▼

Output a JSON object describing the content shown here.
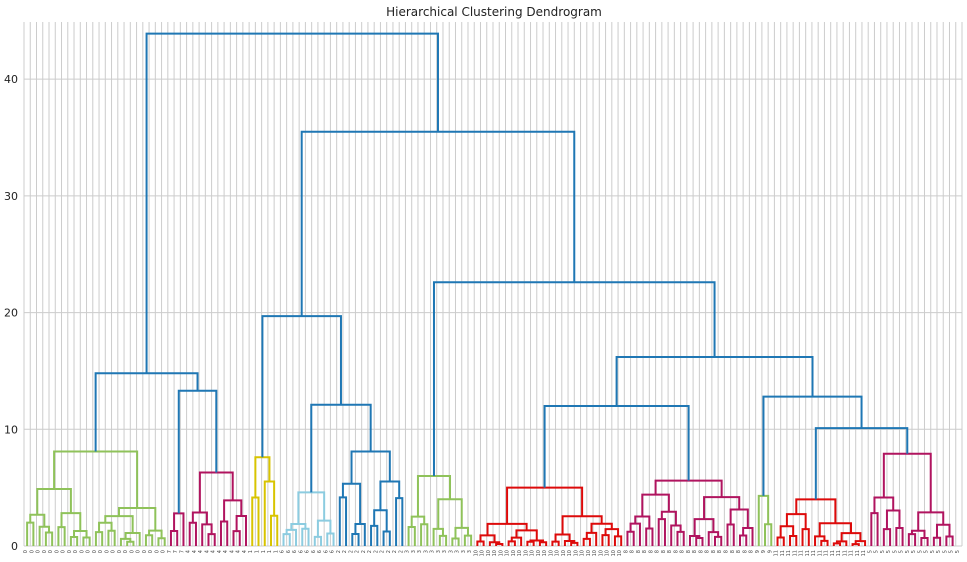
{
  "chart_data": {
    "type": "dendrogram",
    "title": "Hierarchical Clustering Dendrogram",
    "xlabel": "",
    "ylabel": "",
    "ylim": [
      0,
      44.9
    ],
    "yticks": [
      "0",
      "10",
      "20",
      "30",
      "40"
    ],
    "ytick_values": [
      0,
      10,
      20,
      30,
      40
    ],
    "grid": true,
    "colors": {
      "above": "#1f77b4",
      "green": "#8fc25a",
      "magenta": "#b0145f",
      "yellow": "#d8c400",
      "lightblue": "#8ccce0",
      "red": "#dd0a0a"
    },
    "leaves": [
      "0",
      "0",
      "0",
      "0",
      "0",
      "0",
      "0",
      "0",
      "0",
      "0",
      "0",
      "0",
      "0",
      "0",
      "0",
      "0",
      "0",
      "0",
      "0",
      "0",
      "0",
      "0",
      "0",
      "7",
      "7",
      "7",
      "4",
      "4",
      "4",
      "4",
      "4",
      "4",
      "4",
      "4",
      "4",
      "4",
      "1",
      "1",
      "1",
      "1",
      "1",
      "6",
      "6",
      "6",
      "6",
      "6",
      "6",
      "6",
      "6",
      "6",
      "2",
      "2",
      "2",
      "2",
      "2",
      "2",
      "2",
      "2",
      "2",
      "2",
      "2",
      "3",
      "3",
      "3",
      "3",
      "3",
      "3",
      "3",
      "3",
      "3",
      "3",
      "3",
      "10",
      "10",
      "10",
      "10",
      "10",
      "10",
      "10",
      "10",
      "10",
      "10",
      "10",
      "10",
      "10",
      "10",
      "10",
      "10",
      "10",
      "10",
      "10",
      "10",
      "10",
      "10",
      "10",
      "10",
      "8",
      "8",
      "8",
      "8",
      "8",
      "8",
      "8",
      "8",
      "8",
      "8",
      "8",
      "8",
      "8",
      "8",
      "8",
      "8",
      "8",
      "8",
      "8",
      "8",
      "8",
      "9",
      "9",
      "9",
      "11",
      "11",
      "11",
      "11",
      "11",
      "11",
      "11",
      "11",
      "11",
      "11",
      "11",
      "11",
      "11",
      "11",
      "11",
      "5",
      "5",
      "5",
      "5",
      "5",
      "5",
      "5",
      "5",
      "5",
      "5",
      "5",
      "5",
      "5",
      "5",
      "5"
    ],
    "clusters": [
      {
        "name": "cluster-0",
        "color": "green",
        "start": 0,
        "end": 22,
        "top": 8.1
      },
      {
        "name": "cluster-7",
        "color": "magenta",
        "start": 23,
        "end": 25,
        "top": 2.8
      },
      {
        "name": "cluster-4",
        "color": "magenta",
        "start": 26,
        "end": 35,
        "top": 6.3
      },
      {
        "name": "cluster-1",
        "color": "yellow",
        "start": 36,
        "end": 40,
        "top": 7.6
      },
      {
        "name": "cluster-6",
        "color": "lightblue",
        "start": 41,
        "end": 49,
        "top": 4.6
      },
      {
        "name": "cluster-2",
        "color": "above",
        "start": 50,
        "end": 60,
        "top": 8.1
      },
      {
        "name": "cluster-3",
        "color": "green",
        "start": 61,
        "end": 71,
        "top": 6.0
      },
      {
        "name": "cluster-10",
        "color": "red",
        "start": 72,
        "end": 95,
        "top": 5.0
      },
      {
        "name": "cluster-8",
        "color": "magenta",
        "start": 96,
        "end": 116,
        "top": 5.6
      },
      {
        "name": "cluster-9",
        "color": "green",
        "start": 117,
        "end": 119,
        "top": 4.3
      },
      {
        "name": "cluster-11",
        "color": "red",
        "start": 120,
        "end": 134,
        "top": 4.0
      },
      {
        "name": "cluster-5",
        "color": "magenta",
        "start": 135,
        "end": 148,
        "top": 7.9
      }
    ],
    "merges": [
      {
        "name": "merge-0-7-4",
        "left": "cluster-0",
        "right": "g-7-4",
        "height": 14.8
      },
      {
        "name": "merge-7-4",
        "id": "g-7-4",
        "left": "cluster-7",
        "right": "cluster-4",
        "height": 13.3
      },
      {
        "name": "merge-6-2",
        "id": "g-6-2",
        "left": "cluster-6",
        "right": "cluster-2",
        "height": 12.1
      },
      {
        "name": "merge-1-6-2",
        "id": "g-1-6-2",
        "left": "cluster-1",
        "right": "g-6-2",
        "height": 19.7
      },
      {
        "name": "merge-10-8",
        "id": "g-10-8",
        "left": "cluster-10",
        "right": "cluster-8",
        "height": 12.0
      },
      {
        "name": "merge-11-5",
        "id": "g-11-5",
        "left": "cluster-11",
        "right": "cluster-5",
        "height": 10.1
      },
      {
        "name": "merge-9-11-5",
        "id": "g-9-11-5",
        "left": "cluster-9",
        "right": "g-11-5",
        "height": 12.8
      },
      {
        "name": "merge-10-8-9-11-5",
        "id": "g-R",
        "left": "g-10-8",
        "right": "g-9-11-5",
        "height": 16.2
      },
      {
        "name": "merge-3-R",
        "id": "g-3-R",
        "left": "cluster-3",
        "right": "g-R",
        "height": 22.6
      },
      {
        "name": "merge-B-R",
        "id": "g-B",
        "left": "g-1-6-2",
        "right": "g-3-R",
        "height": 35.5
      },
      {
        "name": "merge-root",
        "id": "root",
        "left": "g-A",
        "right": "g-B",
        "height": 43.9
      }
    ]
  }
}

▲

--- Stated problem ---
Return the records exactly. Don't carry the pictures over.

--- The output ---
Output a JSON object describing the content shown here.
{
  "chart_data": {
    "type": "dendrogram",
    "title": "Hierarchical Clustering Dendrogram",
    "xlabel": "",
    "ylabel": "",
    "ylim": [
      0,
      44.9
    ],
    "yticks": [
      "0",
      "10",
      "20",
      "30",
      "40"
    ],
    "ytick_values": [
      0,
      10,
      20,
      30,
      40
    ],
    "grid": true,
    "colors": {
      "above": "#1f77b4",
      "green": "#8fc25a",
      "magenta": "#b0145f",
      "yellow": "#d8c400",
      "lightblue": "#8ccce0",
      "red": "#dd0a0a"
    },
    "leaves": [
      "0",
      "0",
      "0",
      "0",
      "0",
      "0",
      "0",
      "0",
      "0",
      "0",
      "0",
      "0",
      "0",
      "0",
      "0",
      "0",
      "0",
      "0",
      "0",
      "0",
      "0",
      "0",
      "0",
      "7",
      "7",
      "7",
      "4",
      "4",
      "4",
      "4",
      "4",
      "4",
      "4",
      "4",
      "4",
      "4",
      "1",
      "1",
      "1",
      "1",
      "1",
      "6",
      "6",
      "6",
      "6",
      "6",
      "6",
      "6",
      "6",
      "6",
      "2",
      "2",
      "2",
      "2",
      "2",
      "2",
      "2",
      "2",
      "2",
      "2",
      "2",
      "3",
      "3",
      "3",
      "3",
      "3",
      "3",
      "3",
      "3",
      "3",
      "3",
      "3",
      "10",
      "10",
      "10",
      "10",
      "10",
      "10",
      "10",
      "10",
      "10",
      "10",
      "10",
      "10",
      "10",
      "10",
      "10",
      "10",
      "10",
      "10",
      "10",
      "10",
      "10",
      "10",
      "10",
      "10",
      "8",
      "8",
      "8",
      "8",
      "8",
      "8",
      "8",
      "8",
      "8",
      "8",
      "8",
      "8",
      "8",
      "8",
      "8",
      "8",
      "8",
      "8",
      "8",
      "8",
      "8",
      "9",
      "9",
      "9",
      "11",
      "11",
      "11",
      "11",
      "11",
      "11",
      "11",
      "11",
      "11",
      "11",
      "11",
      "11",
      "11",
      "11",
      "11",
      "5",
      "5",
      "5",
      "5",
      "5",
      "5",
      "5",
      "5",
      "5",
      "5",
      "5",
      "5",
      "5",
      "5",
      "5"
    ],
    "clusters": [
      {
        "name": "cluster-0",
        "color": "green",
        "start": 0,
        "end": 22,
        "top": 8.1
      },
      {
        "name": "cluster-7",
        "color": "magenta",
        "start": 23,
        "end": 25,
        "top": 2.8
      },
      {
        "name": "cluster-4",
        "color": "magenta",
        "start": 26,
        "end": 35,
        "top": 6.3
      },
      {
        "name": "cluster-1",
        "color": "yellow",
        "start": 36,
        "end": 40,
        "top": 7.6
      },
      {
        "name": "cluster-6",
        "color": "lightblue",
        "start": 41,
        "end": 49,
        "top": 4.6
      },
      {
        "name": "cluster-2",
        "color": "above",
        "start": 50,
        "end": 60,
        "top": 8.1
      },
      {
        "name": "cluster-3",
        "color": "green",
        "start": 61,
        "end": 71,
        "top": 6.0
      },
      {
        "name": "cluster-10",
        "color": "red",
        "start": 72,
        "end": 95,
        "top": 5.0
      },
      {
        "name": "cluster-8",
        "color": "magenta",
        "start": 96,
        "end": 116,
        "top": 5.6
      },
      {
        "name": "cluster-9",
        "color": "green",
        "start": 117,
        "end": 119,
        "top": 4.3
      },
      {
        "name": "cluster-11",
        "color": "red",
        "start": 120,
        "end": 134,
        "top": 4.0
      },
      {
        "name": "cluster-5",
        "color": "magenta",
        "start": 135,
        "end": 148,
        "top": 7.9
      }
    ],
    "merges": [
      {
        "name": "merge-0-7-4",
        "left": "cluster-0",
        "right": "g-7-4",
        "height": 14.8
      },
      {
        "name": "merge-7-4",
        "id": "g-7-4",
        "left": "cluster-7",
        "right": "cluster-4",
        "height": 13.3
      },
      {
        "name": "merge-6-2",
        "id": "g-6-2",
        "left": "cluster-6",
        "right": "cluster-2",
        "height": 12.1
      },
      {
        "name": "merge-1-6-2",
        "id": "g-1-6-2",
        "left": "cluster-1",
        "right": "g-6-2",
        "height": 19.7
      },
      {
        "name": "merge-10-8",
        "id": "g-10-8",
        "left": "cluster-10",
        "right": "cluster-8",
        "height": 12.0
      },
      {
        "name": "merge-11-5",
        "id": "g-11-5",
        "left": "cluster-11",
        "right": "cluster-5",
        "height": 10.1
      },
      {
        "name": "merge-9-11-5",
        "id": "g-9-11-5",
        "left": "cluster-9",
        "right": "g-11-5",
        "height": 12.8
      },
      {
        "name": "merge-10-8-9-11-5",
        "id": "g-R",
        "left": "g-10-8",
        "right": "g-9-11-5",
        "height": 16.2
      },
      {
        "name": "merge-3-R",
        "id": "g-3-R",
        "left": "cluster-3",
        "right": "g-R",
        "height": 22.6
      },
      {
        "name": "merge-B-R",
        "id": "g-B",
        "left": "g-1-6-2",
        "right": "g-3-R",
        "height": 35.5
      },
      {
        "name": "merge-root",
        "id": "root",
        "left": "g-A",
        "right": "g-B",
        "height": 43.9
      }
    ]
  }
}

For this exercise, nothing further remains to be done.